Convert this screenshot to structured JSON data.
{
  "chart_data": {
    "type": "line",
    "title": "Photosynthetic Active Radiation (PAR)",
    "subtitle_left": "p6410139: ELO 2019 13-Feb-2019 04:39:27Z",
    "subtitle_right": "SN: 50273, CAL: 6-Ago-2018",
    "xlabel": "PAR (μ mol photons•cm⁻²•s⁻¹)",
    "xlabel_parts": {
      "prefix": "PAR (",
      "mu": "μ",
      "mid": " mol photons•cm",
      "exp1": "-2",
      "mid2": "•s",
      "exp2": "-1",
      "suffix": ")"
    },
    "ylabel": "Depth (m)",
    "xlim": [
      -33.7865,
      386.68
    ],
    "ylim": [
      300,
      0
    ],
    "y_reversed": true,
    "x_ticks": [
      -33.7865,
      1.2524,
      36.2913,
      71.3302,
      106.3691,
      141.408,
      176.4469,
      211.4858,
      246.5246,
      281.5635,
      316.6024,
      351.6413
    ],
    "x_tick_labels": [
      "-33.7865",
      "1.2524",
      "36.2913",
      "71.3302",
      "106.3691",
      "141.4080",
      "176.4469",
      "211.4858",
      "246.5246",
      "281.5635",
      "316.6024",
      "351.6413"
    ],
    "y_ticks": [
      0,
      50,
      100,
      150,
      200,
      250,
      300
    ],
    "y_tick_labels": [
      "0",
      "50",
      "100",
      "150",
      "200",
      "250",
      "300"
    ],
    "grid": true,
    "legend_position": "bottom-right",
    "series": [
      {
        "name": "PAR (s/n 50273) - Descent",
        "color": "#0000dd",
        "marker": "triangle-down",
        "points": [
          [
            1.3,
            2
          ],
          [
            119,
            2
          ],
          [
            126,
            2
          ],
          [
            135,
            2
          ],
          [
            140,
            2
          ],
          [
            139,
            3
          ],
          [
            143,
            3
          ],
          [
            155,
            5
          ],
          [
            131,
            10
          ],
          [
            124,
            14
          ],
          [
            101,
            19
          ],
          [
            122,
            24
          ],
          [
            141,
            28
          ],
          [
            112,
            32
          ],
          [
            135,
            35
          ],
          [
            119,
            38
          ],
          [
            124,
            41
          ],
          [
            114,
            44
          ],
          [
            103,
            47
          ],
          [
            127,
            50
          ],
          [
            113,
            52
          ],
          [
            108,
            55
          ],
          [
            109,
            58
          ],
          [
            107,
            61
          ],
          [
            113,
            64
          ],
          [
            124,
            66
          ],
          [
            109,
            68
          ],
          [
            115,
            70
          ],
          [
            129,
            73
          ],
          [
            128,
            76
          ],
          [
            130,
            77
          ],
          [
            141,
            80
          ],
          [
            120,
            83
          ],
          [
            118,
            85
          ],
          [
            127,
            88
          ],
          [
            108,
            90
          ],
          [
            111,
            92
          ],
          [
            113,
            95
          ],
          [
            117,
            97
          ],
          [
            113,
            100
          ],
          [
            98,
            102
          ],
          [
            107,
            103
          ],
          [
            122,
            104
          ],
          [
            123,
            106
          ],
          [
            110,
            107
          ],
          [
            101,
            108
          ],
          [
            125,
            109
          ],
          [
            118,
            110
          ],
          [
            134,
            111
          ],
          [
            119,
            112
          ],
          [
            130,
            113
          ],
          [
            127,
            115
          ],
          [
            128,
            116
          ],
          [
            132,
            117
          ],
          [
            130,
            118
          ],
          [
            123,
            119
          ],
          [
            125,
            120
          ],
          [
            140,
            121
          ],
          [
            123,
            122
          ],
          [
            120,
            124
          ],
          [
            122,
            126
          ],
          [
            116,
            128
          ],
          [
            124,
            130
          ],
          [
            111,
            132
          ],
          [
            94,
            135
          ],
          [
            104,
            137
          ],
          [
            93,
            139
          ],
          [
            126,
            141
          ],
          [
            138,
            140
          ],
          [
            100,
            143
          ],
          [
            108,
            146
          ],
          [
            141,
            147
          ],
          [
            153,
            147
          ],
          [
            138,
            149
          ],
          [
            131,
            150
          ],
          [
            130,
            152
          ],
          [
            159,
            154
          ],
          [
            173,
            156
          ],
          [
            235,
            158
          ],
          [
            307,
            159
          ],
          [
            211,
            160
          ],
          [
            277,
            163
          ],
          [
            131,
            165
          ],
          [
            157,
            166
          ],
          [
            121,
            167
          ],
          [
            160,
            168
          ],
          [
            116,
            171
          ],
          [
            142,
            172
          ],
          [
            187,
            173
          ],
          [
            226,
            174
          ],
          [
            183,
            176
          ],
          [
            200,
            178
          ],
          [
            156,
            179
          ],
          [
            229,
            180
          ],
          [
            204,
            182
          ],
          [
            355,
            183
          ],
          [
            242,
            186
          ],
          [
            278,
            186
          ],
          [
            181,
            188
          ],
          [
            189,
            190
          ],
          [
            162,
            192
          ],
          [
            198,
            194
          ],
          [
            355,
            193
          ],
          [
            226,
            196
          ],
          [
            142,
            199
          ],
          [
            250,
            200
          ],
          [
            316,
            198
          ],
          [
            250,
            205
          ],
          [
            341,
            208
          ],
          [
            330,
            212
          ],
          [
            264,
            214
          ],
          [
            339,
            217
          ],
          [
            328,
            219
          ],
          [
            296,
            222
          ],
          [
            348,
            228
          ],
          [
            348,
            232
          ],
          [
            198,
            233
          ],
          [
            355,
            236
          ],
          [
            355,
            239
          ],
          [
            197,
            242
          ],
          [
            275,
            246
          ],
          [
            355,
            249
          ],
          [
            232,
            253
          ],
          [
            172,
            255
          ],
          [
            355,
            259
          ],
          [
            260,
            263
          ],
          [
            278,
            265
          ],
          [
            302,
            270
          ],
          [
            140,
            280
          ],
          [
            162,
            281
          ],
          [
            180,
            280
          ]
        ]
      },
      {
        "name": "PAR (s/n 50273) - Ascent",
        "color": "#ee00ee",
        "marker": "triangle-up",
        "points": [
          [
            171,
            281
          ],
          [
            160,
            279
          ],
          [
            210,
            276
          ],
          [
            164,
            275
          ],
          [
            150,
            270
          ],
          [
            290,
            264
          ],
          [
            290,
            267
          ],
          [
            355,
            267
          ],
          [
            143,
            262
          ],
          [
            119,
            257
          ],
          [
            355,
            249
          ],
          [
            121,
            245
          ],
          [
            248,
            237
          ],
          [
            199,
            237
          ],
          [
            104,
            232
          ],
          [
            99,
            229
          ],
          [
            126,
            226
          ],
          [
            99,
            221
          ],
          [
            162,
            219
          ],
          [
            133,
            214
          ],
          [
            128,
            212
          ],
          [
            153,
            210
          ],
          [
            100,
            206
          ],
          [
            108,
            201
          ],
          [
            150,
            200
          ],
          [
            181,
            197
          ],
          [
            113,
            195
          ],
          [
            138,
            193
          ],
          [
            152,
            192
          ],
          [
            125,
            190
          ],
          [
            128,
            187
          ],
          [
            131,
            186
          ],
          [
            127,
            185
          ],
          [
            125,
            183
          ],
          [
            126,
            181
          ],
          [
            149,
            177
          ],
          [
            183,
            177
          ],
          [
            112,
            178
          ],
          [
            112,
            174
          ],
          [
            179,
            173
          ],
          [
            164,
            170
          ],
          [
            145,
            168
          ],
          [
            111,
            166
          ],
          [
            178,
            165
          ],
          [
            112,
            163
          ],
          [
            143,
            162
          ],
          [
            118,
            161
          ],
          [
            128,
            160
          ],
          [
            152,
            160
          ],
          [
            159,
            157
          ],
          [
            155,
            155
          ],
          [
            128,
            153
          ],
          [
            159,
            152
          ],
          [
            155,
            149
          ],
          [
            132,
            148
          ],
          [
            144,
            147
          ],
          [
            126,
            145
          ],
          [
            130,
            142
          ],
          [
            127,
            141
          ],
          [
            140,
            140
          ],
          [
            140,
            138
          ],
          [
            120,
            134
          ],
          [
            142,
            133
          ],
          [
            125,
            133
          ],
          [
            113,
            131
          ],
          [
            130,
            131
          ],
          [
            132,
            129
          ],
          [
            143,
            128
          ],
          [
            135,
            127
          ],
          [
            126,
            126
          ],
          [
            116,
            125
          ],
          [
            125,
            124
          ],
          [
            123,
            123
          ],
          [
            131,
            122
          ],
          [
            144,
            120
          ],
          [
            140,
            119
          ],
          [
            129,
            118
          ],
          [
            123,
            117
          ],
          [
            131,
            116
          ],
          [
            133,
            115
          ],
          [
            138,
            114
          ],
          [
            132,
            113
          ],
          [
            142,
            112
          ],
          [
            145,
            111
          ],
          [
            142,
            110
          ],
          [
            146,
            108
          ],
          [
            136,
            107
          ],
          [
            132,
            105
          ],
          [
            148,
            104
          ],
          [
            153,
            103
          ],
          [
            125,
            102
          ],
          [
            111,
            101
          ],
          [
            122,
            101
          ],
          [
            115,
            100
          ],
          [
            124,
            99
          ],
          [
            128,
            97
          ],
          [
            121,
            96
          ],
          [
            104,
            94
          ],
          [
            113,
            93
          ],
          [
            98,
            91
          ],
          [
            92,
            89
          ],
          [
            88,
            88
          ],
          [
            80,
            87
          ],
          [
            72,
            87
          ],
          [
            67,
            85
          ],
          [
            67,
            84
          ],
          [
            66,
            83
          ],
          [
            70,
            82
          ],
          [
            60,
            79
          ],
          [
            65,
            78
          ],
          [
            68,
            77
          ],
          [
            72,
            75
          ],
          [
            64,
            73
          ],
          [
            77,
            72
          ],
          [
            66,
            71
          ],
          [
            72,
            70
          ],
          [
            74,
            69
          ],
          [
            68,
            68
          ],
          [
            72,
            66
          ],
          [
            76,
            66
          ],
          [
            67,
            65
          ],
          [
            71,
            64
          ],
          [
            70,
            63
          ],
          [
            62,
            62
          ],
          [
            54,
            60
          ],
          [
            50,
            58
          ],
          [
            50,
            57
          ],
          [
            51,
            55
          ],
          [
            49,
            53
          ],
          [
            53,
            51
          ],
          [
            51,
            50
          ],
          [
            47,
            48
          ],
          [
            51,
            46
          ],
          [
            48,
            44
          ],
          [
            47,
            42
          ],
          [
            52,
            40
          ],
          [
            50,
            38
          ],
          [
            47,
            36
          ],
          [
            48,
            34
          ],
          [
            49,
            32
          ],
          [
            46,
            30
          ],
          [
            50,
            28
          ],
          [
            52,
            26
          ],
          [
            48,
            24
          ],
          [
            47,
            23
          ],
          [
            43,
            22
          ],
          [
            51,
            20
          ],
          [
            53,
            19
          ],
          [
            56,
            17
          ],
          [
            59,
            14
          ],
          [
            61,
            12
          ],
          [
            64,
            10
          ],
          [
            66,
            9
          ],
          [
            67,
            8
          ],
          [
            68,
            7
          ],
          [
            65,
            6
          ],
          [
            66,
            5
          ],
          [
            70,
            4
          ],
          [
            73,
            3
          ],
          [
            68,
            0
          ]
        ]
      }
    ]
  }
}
◆ ◆ ◆ ◆
Request -> Identify and copy lines that hold the string "name".

Finished task ->
        "name": "PAR (s/n 50273) - Descent",
        "name": "PAR (s/n 50273) - Ascent",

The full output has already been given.